▶ [Problem to work on] Lift out all lines below that contain "Kristen".

▶ [Given entries]

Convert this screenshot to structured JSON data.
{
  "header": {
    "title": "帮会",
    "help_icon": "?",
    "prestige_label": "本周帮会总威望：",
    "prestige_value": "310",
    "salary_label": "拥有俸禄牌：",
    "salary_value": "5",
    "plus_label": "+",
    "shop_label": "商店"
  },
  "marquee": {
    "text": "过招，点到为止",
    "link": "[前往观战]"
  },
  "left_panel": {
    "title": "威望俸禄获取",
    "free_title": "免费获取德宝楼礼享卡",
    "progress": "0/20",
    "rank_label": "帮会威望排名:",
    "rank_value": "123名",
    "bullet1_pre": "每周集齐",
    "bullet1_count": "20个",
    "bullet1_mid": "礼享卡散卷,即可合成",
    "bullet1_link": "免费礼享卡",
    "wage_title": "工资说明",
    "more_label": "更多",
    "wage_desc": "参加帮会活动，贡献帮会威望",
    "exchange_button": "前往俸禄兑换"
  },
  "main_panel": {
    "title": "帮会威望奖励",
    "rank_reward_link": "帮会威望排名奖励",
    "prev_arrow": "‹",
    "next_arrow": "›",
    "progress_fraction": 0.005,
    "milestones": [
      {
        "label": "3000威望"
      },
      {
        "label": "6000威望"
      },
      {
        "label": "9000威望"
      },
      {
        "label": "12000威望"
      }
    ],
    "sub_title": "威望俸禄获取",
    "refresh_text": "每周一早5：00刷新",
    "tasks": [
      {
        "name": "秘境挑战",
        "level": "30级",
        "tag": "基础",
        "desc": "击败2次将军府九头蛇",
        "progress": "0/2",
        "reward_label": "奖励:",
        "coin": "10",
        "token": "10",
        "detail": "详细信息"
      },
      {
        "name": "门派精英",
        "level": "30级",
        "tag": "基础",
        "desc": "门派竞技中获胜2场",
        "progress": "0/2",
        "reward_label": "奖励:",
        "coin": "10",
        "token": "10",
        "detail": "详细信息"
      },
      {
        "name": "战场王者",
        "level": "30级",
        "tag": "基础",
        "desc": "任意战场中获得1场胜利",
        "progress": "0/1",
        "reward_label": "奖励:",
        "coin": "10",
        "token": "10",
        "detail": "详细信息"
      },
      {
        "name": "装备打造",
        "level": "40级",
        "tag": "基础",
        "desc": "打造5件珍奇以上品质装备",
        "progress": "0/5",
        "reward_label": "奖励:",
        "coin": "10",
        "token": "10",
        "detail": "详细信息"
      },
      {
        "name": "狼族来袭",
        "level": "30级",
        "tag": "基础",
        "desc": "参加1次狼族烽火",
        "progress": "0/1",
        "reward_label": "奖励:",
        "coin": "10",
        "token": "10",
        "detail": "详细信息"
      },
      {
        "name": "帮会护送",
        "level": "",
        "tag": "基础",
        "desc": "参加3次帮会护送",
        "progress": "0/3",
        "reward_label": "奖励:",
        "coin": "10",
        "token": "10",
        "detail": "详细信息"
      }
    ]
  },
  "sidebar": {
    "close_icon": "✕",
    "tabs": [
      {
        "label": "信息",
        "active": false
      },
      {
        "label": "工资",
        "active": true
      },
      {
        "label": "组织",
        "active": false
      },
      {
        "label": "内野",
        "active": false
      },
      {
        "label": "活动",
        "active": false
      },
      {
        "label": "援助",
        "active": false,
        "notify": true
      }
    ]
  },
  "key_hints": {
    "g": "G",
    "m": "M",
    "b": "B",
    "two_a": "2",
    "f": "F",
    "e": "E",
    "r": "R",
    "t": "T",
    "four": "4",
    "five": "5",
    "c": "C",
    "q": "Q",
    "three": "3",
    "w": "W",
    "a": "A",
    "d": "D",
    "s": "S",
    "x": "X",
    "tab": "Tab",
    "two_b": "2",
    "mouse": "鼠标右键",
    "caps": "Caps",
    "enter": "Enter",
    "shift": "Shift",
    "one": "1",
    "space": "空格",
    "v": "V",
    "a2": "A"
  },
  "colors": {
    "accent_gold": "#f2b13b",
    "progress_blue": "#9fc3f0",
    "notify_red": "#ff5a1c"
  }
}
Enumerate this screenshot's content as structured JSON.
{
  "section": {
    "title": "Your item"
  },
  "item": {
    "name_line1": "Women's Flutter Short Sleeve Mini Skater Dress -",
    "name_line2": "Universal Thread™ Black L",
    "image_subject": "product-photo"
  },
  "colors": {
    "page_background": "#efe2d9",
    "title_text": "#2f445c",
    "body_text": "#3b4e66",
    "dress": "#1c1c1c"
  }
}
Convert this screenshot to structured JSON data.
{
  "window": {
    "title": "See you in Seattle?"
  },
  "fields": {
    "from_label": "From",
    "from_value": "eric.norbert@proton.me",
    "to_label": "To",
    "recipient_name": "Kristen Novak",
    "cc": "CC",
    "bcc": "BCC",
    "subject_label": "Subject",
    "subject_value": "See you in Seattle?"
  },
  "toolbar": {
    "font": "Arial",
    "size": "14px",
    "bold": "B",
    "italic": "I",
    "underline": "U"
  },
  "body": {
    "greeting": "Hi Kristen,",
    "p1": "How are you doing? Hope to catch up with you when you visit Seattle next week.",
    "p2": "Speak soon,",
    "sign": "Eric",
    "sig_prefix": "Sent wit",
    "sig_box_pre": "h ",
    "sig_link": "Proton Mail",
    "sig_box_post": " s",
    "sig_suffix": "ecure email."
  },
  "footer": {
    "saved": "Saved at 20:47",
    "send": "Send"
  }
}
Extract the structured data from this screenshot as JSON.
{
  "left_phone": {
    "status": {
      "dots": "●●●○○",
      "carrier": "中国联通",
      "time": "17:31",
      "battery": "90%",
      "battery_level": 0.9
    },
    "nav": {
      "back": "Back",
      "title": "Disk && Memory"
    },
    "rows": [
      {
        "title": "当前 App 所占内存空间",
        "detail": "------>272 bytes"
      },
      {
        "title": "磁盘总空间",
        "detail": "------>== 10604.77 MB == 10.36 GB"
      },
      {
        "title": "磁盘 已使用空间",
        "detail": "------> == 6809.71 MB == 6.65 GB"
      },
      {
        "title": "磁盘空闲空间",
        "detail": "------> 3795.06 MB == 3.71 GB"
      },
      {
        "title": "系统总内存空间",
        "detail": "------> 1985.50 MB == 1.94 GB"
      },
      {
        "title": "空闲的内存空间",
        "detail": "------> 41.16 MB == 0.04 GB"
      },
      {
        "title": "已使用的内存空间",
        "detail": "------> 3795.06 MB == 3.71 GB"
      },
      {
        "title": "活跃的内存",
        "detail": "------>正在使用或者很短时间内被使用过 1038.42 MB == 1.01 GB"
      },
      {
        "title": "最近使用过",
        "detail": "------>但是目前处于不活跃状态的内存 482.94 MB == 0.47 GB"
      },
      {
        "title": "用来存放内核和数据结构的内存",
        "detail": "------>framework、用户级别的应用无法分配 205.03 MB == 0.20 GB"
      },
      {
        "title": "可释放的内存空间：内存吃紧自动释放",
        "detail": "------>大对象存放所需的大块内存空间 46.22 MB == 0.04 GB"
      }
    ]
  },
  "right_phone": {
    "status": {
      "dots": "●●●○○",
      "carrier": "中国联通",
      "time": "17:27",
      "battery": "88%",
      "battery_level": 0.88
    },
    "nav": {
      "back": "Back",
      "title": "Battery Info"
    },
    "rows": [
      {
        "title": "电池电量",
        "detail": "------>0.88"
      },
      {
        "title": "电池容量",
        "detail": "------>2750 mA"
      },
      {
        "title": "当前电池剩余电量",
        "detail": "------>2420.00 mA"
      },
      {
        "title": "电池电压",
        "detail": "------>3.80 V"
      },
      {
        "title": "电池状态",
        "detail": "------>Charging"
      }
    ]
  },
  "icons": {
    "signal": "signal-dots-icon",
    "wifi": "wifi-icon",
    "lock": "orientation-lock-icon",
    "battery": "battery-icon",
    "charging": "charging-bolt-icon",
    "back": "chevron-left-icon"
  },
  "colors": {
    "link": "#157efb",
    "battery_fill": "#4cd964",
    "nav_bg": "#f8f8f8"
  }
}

▶ [Finished answer]
    "recipient_name": "Kristen Novak",
    "greeting": "Hi Kristen,",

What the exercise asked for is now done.